# What needs to be done:
Can you output the material exactly as written, minus any pictures it holds?

# Materials provided:
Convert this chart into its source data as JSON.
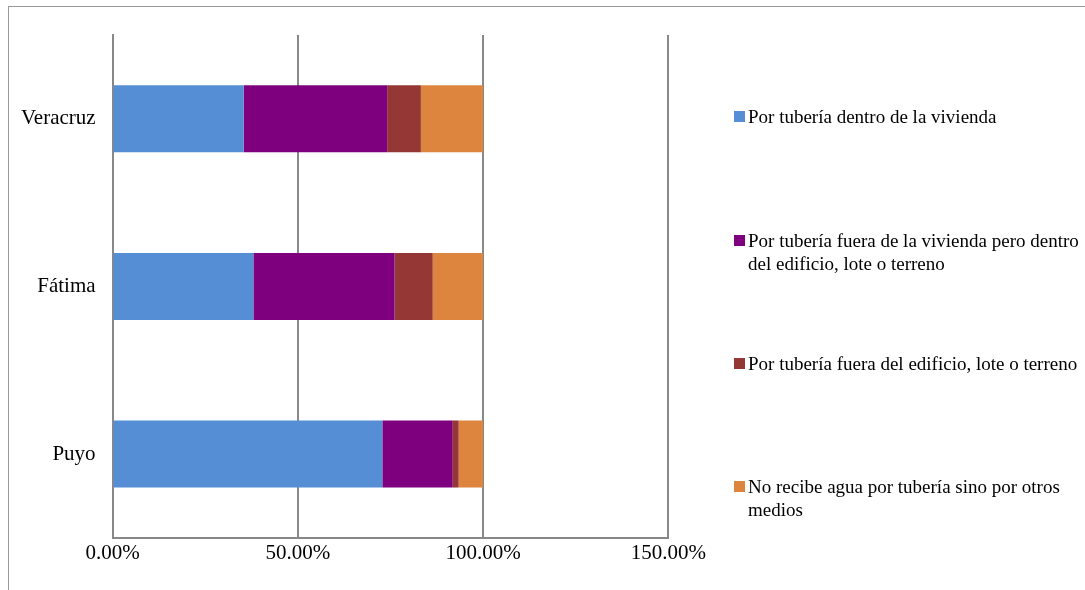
{
  "chart_data": {
    "type": "bar",
    "orientation": "horizontal",
    "stacked": true,
    "categories": [
      "Veracruz",
      "Fátima",
      "Puyo"
    ],
    "series": [
      {
        "name": "Por tubería dentro de la vivienda",
        "color": "#558ed5",
        "values": [
          35.4,
          38.0,
          72.8
        ]
      },
      {
        "name": "Por tubería fuera de la vivienda pero dentro del edificio, lote o terreno",
        "color": "#7f007f",
        "values": [
          38.7,
          38.1,
          19.0
        ]
      },
      {
        "name": "Por tubería fuera del edificio, lote o terreno",
        "color": "#953735",
        "values": [
          9.1,
          10.3,
          1.6
        ]
      },
      {
        "name": "No recibe agua por tubería sino por otros medios",
        "color": "#dd843f",
        "values": [
          16.8,
          13.6,
          6.6
        ]
      }
    ],
    "xlim": [
      0,
      150
    ],
    "xticks": [
      {
        "value": 0,
        "label": "0.00%"
      },
      {
        "value": 50,
        "label": "50.00%"
      },
      {
        "value": 100,
        "label": "100.00%"
      },
      {
        "value": 150,
        "label": "150.00%"
      }
    ],
    "grid": "x",
    "legend": "right"
  }
}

# Result:
Convert this chart into its source data as JSON.
{
  "chart_data": {
    "type": "bar",
    "orientation": "horizontal",
    "stacked": true,
    "categories": [
      "Veracruz",
      "Fátima",
      "Puyo"
    ],
    "series": [
      {
        "name": "Por tubería dentro de la vivienda",
        "color": "#558ed5",
        "values": [
          35.4,
          38.0,
          72.8
        ]
      },
      {
        "name": "Por tubería fuera de la vivienda pero dentro del edificio, lote o terreno",
        "color": "#7f007f",
        "values": [
          38.7,
          38.1,
          19.0
        ]
      },
      {
        "name": "Por tubería fuera del edificio, lote o terreno",
        "color": "#953735",
        "values": [
          9.1,
          10.3,
          1.6
        ]
      },
      {
        "name": "No recibe agua por tubería sino por otros medios",
        "color": "#dd843f",
        "values": [
          16.8,
          13.6,
          6.6
        ]
      }
    ],
    "xlim": [
      0,
      150
    ],
    "xticks": [
      {
        "value": 0,
        "label": "0.00%"
      },
      {
        "value": 50,
        "label": "50.00%"
      },
      {
        "value": 100,
        "label": "100.00%"
      },
      {
        "value": 150,
        "label": "150.00%"
      }
    ],
    "grid": "x",
    "legend": "right"
  }
}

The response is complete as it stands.